(Collected data)

____________

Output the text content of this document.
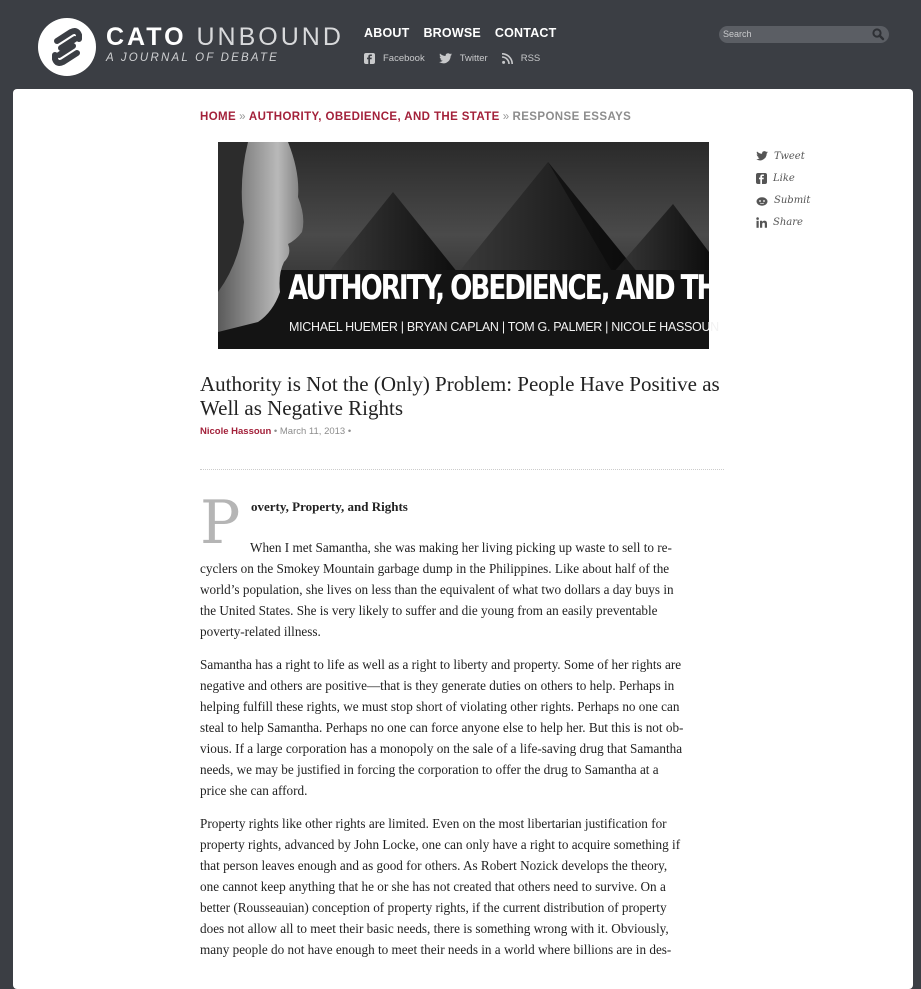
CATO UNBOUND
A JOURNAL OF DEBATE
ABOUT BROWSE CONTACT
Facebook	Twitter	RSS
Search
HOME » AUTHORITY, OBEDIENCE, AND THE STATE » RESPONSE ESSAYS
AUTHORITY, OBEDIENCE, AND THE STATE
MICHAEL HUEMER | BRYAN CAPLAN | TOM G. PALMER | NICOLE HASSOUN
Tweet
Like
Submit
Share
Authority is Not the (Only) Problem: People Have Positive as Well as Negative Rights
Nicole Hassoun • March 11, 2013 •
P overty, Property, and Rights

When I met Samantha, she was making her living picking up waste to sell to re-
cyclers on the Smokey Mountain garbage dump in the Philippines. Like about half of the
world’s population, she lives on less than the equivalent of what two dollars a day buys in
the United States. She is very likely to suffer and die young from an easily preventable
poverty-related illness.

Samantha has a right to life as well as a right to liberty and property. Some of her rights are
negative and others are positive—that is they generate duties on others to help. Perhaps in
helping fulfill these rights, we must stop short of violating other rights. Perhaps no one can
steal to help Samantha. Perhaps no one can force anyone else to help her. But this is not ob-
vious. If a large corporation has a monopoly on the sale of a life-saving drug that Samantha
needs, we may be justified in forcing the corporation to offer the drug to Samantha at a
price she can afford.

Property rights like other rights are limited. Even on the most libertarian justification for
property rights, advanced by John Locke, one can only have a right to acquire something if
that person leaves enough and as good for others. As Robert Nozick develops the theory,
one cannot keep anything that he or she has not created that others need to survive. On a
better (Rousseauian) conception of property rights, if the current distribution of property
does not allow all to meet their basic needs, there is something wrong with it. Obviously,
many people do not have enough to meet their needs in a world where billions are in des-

____________

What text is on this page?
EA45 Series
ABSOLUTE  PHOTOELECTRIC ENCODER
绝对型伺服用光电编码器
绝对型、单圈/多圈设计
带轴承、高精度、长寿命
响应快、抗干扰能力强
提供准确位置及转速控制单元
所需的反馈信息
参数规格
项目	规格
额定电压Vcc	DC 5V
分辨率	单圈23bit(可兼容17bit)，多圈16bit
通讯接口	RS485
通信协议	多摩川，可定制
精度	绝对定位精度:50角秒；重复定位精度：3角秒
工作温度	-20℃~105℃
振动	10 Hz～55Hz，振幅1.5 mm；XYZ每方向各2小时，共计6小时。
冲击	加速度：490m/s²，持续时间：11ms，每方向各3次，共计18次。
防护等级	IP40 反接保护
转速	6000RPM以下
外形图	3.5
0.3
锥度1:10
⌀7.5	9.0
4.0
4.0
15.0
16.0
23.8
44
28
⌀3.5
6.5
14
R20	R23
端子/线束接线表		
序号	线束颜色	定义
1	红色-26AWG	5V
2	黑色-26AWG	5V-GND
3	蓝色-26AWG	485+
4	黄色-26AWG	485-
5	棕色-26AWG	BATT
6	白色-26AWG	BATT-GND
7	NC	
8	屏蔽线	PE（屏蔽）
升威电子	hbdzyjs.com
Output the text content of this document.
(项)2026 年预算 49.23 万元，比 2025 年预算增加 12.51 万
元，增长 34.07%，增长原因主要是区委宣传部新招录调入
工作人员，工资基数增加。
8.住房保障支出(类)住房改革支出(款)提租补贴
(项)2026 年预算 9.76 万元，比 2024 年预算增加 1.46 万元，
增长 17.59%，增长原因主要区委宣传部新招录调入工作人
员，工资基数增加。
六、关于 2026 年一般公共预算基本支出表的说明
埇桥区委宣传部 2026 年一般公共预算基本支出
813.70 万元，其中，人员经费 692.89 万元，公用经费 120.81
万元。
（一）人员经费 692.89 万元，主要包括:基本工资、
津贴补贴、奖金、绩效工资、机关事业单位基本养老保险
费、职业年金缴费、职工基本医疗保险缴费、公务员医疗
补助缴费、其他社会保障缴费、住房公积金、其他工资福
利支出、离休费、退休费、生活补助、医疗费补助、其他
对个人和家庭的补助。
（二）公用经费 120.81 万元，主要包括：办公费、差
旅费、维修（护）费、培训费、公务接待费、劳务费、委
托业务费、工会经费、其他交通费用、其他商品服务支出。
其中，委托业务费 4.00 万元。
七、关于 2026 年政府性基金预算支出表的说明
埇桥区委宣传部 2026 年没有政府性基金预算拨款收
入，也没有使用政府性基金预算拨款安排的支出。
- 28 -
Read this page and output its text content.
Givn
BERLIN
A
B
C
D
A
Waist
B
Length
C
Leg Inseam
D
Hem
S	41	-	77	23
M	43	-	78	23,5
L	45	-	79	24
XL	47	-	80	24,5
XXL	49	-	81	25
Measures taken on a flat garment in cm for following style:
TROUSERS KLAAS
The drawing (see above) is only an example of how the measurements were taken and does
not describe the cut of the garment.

____________

Task:
Where a line holds "needs", copy that line.

Completed task:
needs, we may be justified in forcing the corporation to offer the drug to Samantha at a
does not allow all to meet their basic needs, there is something wrong with it. Obviously,
many people do not have enough to meet their needs in a world where billions are in des-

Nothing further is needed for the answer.